### DOCUMENT SEGMENT
Close. My understanding is rusty too, but I'll give it a go. Someone more versed in the technicalities of bitcoin, please correct me.

"51% attacks" threaten the integrity of the money supply because the network works by consensus. A transaction is considered valid once miners authenticate it by including it in blocks (blocks are issued ~6 times per hour). The network awards new bitcoin with each block.

If you control most of the hash power, you can attack the network by including illegitimate transactions in the blocks, effectively creating a new version of the ledger.

If you own coin ID A and send it to address B, that transaction gets included in a block and becomes official. You can't spend that coin again because the next miner won't include it in a block, since the previous block said it's already been spent. But if you control most of the hash power, you can teach your miner to skip the spent check for coin ID A and include it in every block that gets computed. This is called a double-spend attack because it lets you respend that coin more than once.

### DATA SHOWN
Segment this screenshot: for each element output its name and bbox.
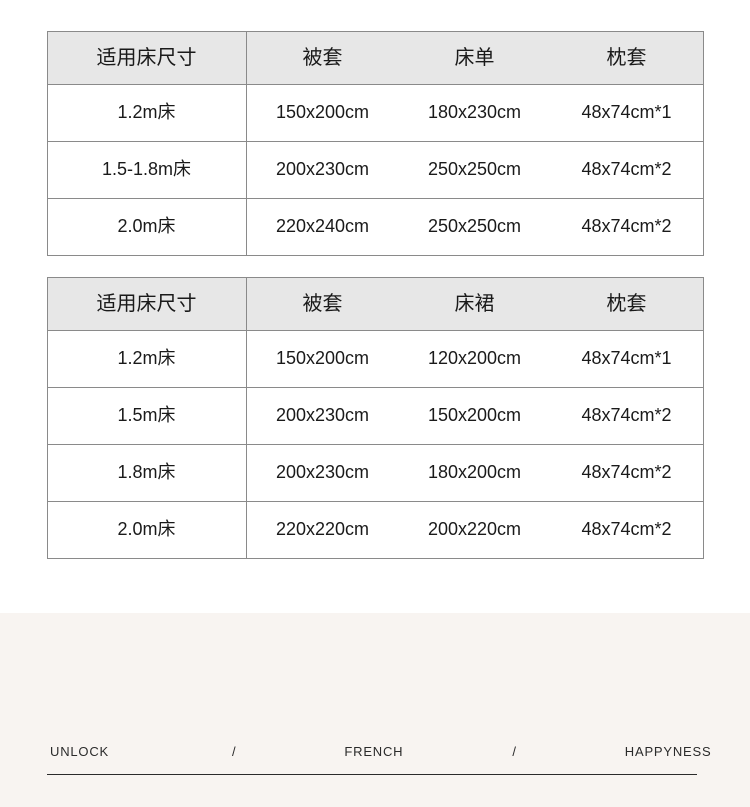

### AIM
Update the bitcoin passage from "If you own coin" up to and including "more than once.", replacing "hash power" with "mining power". The material after the passage is separate from it.

### RESULT FOR THIS EXERCISE
If you own coin ID A and send it to address B, that transaction gets included in a block and becomes official. You can't spend that coin again because the next miner won't include it in a block, since the previous block said it's already been spent. But if you control most of the mining power, you can teach your miner to skip the spent check for coin ID A and include it in every block that gets computed. This is called a double-spend attack because it lets you respend that coin more than once.